- _Your goal_
Return a copy of every line in the records that includes the word "desktop".

- _Data section_
----
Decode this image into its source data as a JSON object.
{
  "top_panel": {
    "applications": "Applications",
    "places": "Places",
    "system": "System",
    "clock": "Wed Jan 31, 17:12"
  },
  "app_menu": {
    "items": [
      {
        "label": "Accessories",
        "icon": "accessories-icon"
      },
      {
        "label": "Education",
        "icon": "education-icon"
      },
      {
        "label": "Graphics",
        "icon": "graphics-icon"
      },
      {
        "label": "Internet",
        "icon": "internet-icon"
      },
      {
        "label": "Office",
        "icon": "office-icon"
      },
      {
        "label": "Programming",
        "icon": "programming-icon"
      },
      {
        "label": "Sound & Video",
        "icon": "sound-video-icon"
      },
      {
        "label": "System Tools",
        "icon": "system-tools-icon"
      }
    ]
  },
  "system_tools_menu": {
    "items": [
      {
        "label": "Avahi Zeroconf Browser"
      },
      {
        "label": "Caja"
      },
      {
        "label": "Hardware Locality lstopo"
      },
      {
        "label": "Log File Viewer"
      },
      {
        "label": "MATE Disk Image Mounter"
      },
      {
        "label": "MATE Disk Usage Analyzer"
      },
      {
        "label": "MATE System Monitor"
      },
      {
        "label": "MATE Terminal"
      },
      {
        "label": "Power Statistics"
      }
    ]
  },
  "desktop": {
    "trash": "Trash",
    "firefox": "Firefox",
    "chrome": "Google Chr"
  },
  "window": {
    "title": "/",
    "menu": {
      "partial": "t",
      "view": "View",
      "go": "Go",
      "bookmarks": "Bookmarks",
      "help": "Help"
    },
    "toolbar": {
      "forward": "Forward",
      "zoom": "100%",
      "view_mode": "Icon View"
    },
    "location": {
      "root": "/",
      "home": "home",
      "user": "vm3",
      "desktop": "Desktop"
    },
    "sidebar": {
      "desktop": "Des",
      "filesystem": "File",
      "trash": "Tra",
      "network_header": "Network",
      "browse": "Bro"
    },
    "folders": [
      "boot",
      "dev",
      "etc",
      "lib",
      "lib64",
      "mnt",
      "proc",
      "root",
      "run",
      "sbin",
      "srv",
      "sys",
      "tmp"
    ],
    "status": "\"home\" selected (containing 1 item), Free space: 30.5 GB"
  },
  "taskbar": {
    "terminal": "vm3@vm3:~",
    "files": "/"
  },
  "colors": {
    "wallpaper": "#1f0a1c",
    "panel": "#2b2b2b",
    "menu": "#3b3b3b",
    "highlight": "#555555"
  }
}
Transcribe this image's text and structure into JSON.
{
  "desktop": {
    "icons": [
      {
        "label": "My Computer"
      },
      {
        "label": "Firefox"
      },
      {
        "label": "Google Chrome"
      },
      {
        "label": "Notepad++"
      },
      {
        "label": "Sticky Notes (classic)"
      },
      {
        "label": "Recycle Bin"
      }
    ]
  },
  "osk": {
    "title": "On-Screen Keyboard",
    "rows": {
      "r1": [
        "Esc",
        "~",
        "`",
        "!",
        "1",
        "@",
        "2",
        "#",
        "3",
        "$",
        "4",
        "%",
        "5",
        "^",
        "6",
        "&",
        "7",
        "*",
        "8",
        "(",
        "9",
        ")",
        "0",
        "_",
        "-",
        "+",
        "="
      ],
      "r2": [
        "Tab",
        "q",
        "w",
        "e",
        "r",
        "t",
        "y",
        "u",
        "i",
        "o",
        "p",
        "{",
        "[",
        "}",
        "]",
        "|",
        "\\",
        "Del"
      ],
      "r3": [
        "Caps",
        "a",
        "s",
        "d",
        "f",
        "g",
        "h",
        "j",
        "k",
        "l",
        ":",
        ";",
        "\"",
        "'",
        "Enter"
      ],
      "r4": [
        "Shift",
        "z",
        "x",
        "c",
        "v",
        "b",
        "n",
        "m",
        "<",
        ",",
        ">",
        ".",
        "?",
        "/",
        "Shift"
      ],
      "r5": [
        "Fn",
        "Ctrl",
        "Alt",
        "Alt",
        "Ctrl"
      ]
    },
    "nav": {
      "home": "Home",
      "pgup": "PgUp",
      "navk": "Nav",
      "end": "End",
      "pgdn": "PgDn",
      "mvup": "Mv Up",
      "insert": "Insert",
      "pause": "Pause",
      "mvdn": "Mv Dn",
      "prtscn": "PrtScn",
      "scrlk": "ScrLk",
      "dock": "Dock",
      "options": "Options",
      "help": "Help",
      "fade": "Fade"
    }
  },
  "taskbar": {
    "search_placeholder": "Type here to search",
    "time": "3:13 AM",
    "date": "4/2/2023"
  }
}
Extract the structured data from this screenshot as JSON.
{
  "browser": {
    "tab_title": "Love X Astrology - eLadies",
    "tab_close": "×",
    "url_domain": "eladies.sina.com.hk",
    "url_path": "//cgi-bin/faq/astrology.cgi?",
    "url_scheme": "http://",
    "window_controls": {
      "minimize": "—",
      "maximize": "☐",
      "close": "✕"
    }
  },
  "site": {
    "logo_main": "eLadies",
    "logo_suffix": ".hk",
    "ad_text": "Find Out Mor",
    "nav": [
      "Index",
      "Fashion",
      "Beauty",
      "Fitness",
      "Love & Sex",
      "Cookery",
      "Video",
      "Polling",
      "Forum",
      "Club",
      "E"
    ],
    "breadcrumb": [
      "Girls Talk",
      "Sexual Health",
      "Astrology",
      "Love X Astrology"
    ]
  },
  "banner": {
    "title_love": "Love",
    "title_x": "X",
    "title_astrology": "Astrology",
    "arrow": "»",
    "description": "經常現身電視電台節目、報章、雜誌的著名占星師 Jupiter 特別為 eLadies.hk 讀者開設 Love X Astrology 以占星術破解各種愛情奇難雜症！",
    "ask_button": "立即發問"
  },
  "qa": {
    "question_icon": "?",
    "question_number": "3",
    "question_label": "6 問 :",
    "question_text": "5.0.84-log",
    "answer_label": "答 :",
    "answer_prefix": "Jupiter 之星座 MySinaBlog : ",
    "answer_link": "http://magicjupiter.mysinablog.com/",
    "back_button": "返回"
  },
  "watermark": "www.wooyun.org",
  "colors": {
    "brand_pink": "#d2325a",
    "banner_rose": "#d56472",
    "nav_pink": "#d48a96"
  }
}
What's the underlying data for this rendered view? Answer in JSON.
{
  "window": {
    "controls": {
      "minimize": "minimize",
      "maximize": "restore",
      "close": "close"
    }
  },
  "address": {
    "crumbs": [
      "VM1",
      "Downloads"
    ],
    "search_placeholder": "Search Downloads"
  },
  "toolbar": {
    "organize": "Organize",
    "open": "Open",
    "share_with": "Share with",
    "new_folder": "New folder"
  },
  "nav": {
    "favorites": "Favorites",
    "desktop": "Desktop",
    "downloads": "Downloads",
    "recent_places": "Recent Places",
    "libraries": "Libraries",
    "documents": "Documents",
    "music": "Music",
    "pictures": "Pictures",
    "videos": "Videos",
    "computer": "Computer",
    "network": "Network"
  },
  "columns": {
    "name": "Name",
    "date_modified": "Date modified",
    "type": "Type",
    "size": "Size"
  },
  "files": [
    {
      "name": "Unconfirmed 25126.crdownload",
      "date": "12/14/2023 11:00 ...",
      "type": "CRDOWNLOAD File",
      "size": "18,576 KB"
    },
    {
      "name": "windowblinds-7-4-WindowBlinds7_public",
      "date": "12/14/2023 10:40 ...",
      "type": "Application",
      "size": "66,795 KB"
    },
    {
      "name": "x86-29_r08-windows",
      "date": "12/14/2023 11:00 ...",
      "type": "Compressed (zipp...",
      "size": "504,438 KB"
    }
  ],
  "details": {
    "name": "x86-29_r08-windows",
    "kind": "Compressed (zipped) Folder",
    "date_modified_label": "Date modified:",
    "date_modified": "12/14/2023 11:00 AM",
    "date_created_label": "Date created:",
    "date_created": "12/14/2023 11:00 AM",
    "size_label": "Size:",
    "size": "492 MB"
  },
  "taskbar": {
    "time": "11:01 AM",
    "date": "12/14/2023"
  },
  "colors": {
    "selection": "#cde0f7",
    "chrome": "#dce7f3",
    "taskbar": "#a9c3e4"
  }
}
----
- _Completed exercise_
  "desktop": {
      "desktop": "Desktop"
      "desktop": "Des",
  "desktop": {
    "desktop": "Desktop",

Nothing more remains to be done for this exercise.